Copy the material that follows word for word and omit its pictures.

> **INPUT ROWS**
**********

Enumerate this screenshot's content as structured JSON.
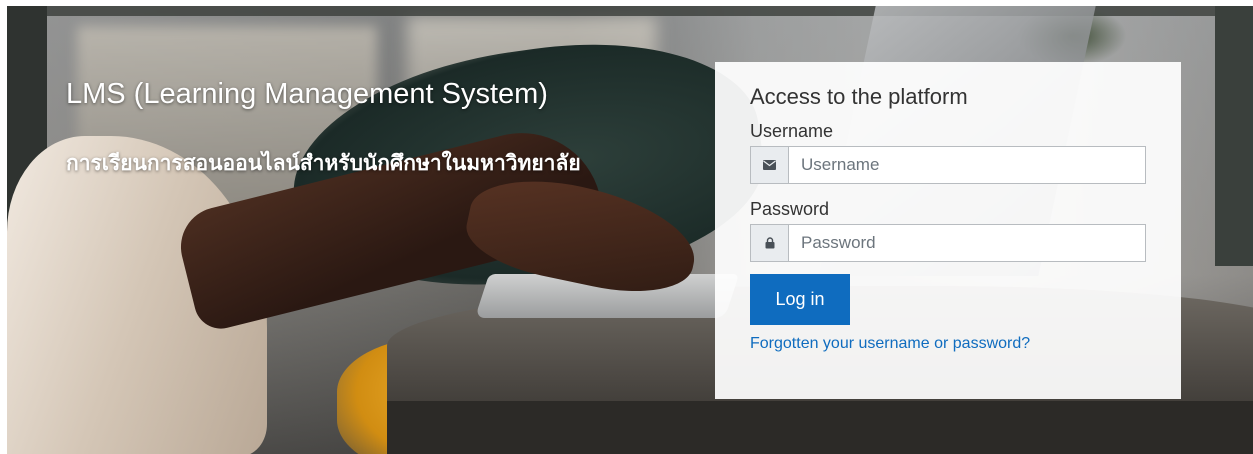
{
  "hero": {
    "title": "LMS (Learning Management System)",
    "subtitle": "การเรียนการสอนออนไลน์สำหรับนักศึกษาในมหาวิทยาลัย"
  },
  "login": {
    "title": "Access to the platform",
    "username_label": "Username",
    "username_placeholder": "Username",
    "username_icon": "envelope-icon",
    "password_label": "Password",
    "password_placeholder": "Password",
    "password_icon": "lock-icon",
    "login_button": "Log in",
    "forgot_link": "Forgotten your username or password?"
  },
  "colors": {
    "primary": "#0f6cbf",
    "card_bg": "#ffffff",
    "addon_bg": "#e9ecef"
  }
}
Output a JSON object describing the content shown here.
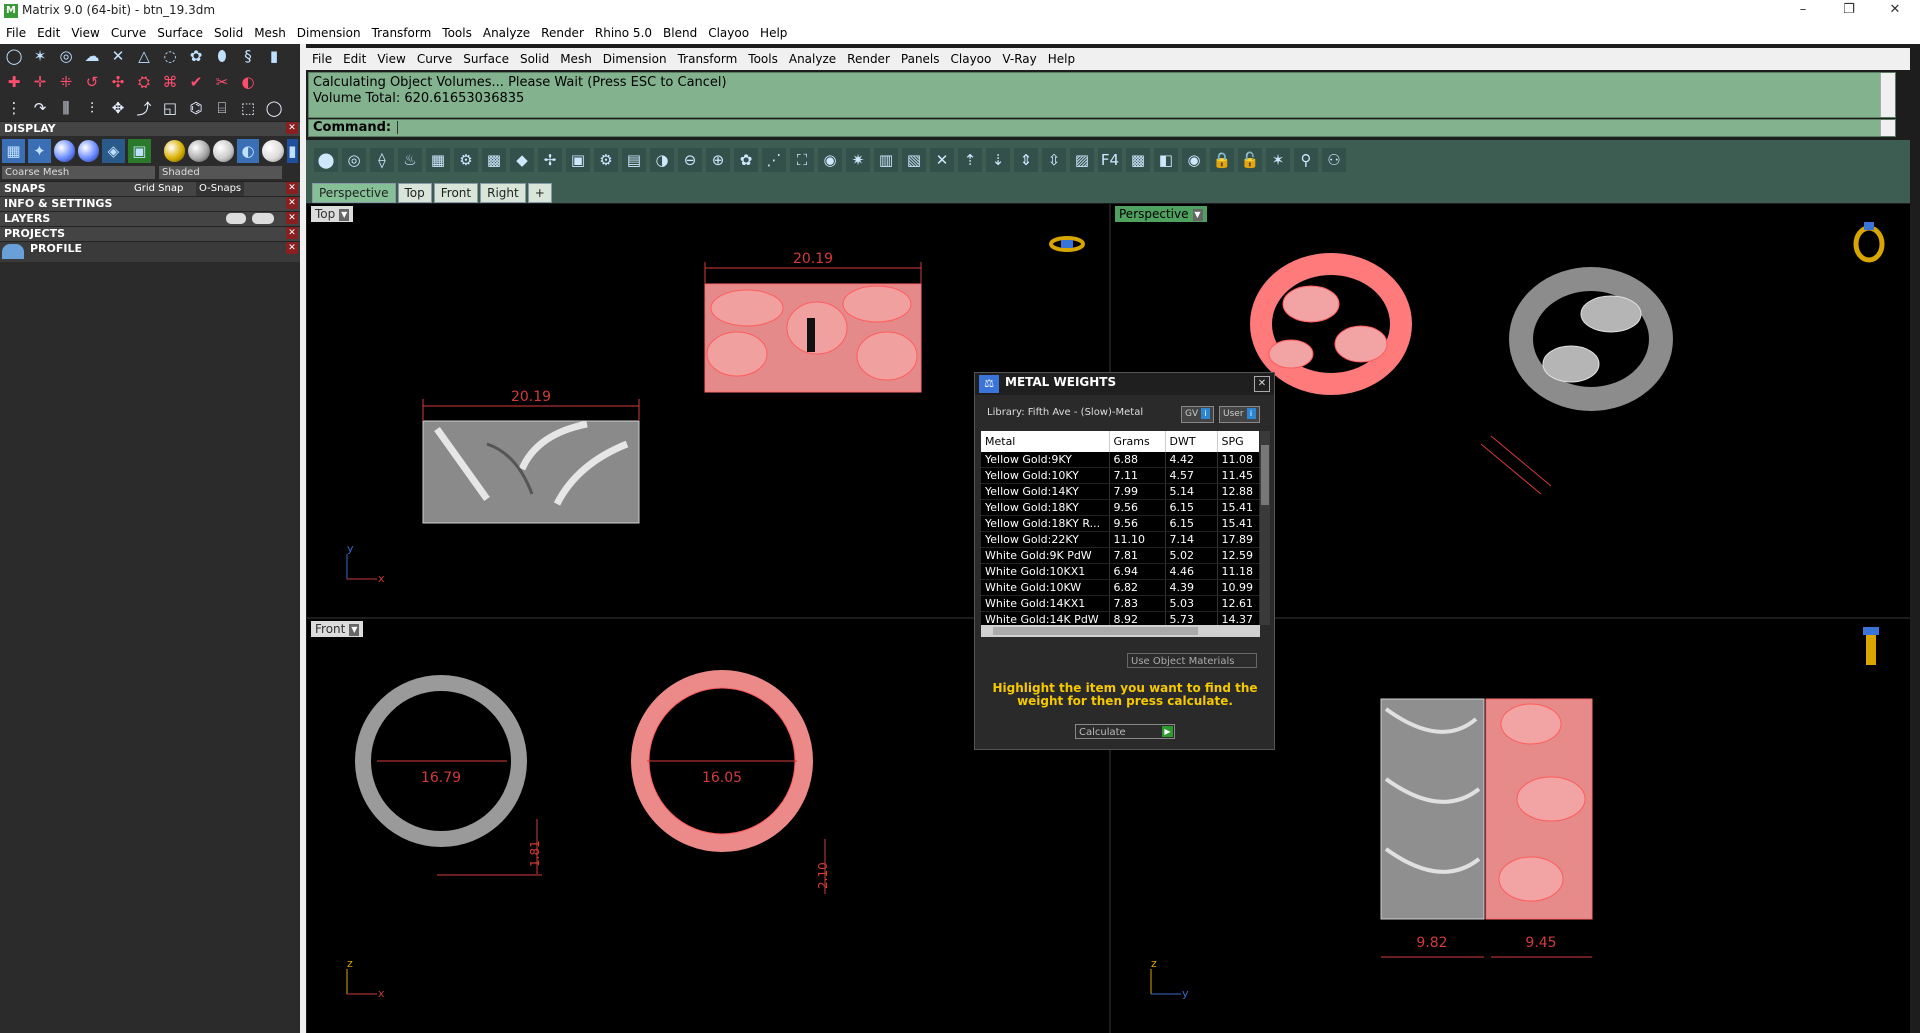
{
  "window": {
    "title": "Matrix 9.0 (64-bit) - btn_19.3dm",
    "controls": [
      "–",
      "❐",
      "✕"
    ]
  },
  "main_menu": [
    "File",
    "Edit",
    "View",
    "Curve",
    "Surface",
    "Solid",
    "Mesh",
    "Dimension",
    "Transform",
    "Tools",
    "Analyze",
    "Render",
    "Rhino 5.0",
    "Blend",
    "Clayoo",
    "Help"
  ],
  "left_panel": {
    "sections": {
      "display": "DISPLAY",
      "snaps": "SNAPS",
      "info": "INFO & SETTINGS",
      "layers": "LAYERS",
      "projects": "PROJECTS",
      "profile": "PROFILE"
    },
    "mesh_select": "Coarse Mesh",
    "shade_select": "Shaded",
    "grid_snap": "Grid Snap",
    "osnaps": "O-Snaps"
  },
  "sub_menu": [
    "File",
    "Edit",
    "View",
    "Curve",
    "Surface",
    "Solid",
    "Mesh",
    "Dimension",
    "Transform",
    "Tools",
    "Analyze",
    "Render",
    "Panels",
    "Clayoo",
    "V-Ray",
    "Help"
  ],
  "command": {
    "history_line1": "Calculating Object Volumes... Please Wait (Press ESC to Cancel)",
    "history_line2": "Volume Total: 620.61653036835",
    "prompt": "Command:"
  },
  "view_tabs": [
    "Perspective",
    "Top",
    "Front",
    "Right",
    "+"
  ],
  "viewports": {
    "top": {
      "label": "Top",
      "dims": [
        "20.19",
        "20.19"
      ],
      "axes": [
        "y",
        "x"
      ]
    },
    "perspective": {
      "label": "Perspective"
    },
    "front": {
      "label": "Front",
      "dims": [
        "16.79",
        "16.05",
        "1.81",
        "2.10"
      ],
      "axes": [
        "z",
        "x"
      ]
    },
    "right": {
      "dims": [
        "9.82",
        "9.45"
      ],
      "axes": [
        "z",
        "y"
      ]
    }
  },
  "metal_weights": {
    "title": "METAL WEIGHTS",
    "library": "Library: Fifth Ave - (Slow)-Metal",
    "gv_btn": "GV",
    "user_btn": "User",
    "columns": [
      "Metal",
      "Grams",
      "DWT",
      "SPG"
    ],
    "rows": [
      [
        "Yellow Gold:9KY",
        "6.88",
        "4.42",
        "11.08"
      ],
      [
        "Yellow Gold:10KY",
        "7.11",
        "4.57",
        "11.45"
      ],
      [
        "Yellow Gold:14KY",
        "7.99",
        "5.14",
        "12.88"
      ],
      [
        "Yellow Gold:18KY",
        "9.56",
        "6.15",
        "15.41"
      ],
      [
        "Yellow Gold:18KY R...",
        "9.56",
        "6.15",
        "15.41"
      ],
      [
        "Yellow Gold:22KY",
        "11.10",
        "7.14",
        "17.89"
      ],
      [
        "White Gold:9K PdW",
        "7.81",
        "5.02",
        "12.59"
      ],
      [
        "White Gold:10KX1",
        "6.94",
        "4.46",
        "11.18"
      ],
      [
        "White Gold:10KW",
        "6.82",
        "4.39",
        "10.99"
      ],
      [
        "White Gold:14KX1",
        "7.83",
        "5.03",
        "12.61"
      ],
      [
        "White Gold:14K PdW",
        "8.92",
        "5.73",
        "14.37"
      ]
    ],
    "use_object": "Use Object Materials",
    "help": "Highlight the item you want to find the weight for then press calculate.",
    "calculate": "Calculate"
  }
}
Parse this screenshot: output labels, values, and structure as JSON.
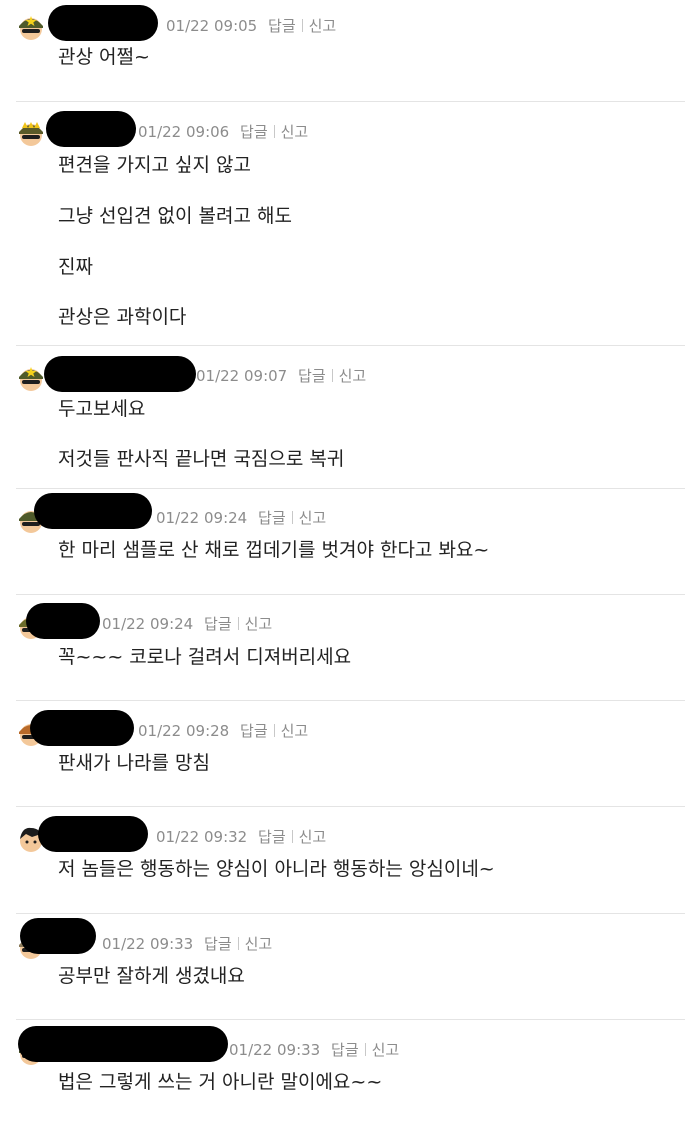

**********

> **THE RESULT**
Enumerate this screenshot's content as structured JSON.
{
  "hero": {
    "title": "LMS (Learning Management System)",
    "subtitle": "การเรียนการสอนออนไลน์สำหรับนักศึกษาในมหาวิทยาลัย"
  },
  "login": {
    "title": "Access to the platform",
    "username_label": "Username",
    "username_placeholder": "Username",
    "username_icon": "envelope-icon",
    "password_label": "Password",
    "password_placeholder": "Password",
    "password_icon": "lock-icon",
    "login_button": "Log in",
    "forgot_link": "Forgotten your username or password?"
  },
  "colors": {
    "primary": "#0f6cbf",
    "card_bg": "#ffffff",
    "addon_bg": "#e9ecef"
  }
}
Output a JSON object describing the content shown here.
{
  "window": {
    "title": "Matrix 9.0 (64-bit) - btn_19.3dm",
    "controls": [
      "–",
      "❐",
      "✕"
    ]
  },
  "main_menu": [
    "File",
    "Edit",
    "View",
    "Curve",
    "Surface",
    "Solid",
    "Mesh",
    "Dimension",
    "Transform",
    "Tools",
    "Analyze",
    "Render",
    "Rhino 5.0",
    "Blend",
    "Clayoo",
    "Help"
  ],
  "left_panel": {
    "sections": {
      "display": "DISPLAY",
      "snaps": "SNAPS",
      "info": "INFO & SETTINGS",
      "layers": "LAYERS",
      "projects": "PROJECTS",
      "profile": "PROFILE"
    },
    "mesh_select": "Coarse Mesh",
    "shade_select": "Shaded",
    "grid_snap": "Grid Snap",
    "osnaps": "O-Snaps"
  },
  "sub_menu": [
    "File",
    "Edit",
    "View",
    "Curve",
    "Surface",
    "Solid",
    "Mesh",
    "Dimension",
    "Transform",
    "Tools",
    "Analyze",
    "Render",
    "Panels",
    "Clayoo",
    "V-Ray",
    "Help"
  ],
  "command": {
    "history_line1": "Calculating Object Volumes... Please Wait (Press ESC to Cancel)",
    "history_line2": "Volume Total: 620.61653036835",
    "prompt": "Command:"
  },
  "view_tabs": [
    "Perspective",
    "Top",
    "Front",
    "Right",
    "+"
  ],
  "viewports": {
    "top": {
      "label": "Top",
      "dims": [
        "20.19",
        "20.19"
      ],
      "axes": [
        "y",
        "x"
      ]
    },
    "perspective": {
      "label": "Perspective"
    },
    "front": {
      "label": "Front",
      "dims": [
        "16.79",
        "16.05",
        "1.81",
        "2.10"
      ],
      "axes": [
        "z",
        "x"
      ]
    },
    "right": {
      "dims": [
        "9.82",
        "9.45"
      ],
      "axes": [
        "z",
        "y"
      ]
    }
  },
  "metal_weights": {
    "title": "METAL WEIGHTS",
    "library": "Library: Fifth Ave - (Slow)-Metal",
    "gv_btn": "GV",
    "user_btn": "User",
    "columns": [
      "Metal",
      "Grams",
      "DWT",
      "SPG"
    ],
    "rows": [
      [
        "Yellow Gold:9KY",
        "6.88",
        "4.42",
        "11.08"
      ],
      [
        "Yellow Gold:10KY",
        "7.11",
        "4.57",
        "11.45"
      ],
      [
        "Yellow Gold:14KY",
        "7.99",
        "5.14",
        "12.88"
      ],
      [
        "Yellow Gold:18KY",
        "9.56",
        "6.15",
        "15.41"
      ],
      [
        "Yellow Gold:18KY R...",
        "9.56",
        "6.15",
        "15.41"
      ],
      [
        "Yellow Gold:22KY",
        "11.10",
        "7.14",
        "17.89"
      ],
      [
        "White Gold:9K PdW",
        "7.81",
        "5.02",
        "12.59"
      ],
      [
        "White Gold:10KX1",
        "6.94",
        "4.46",
        "11.18"
      ],
      [
        "White Gold:10KW",
        "6.82",
        "4.39",
        "10.99"
      ],
      [
        "White Gold:14KX1",
        "7.83",
        "5.03",
        "12.61"
      ],
      [
        "White Gold:14K PdW",
        "8.92",
        "5.73",
        "14.37"
      ]
    ],
    "use_object": "Use Object Materials",
    "help": "Highlight the item you want to find the weight for then press calculate.",
    "calculate": "Calculate"
  }
}
Parse this screenshot: output labels, values, and structure as JSON.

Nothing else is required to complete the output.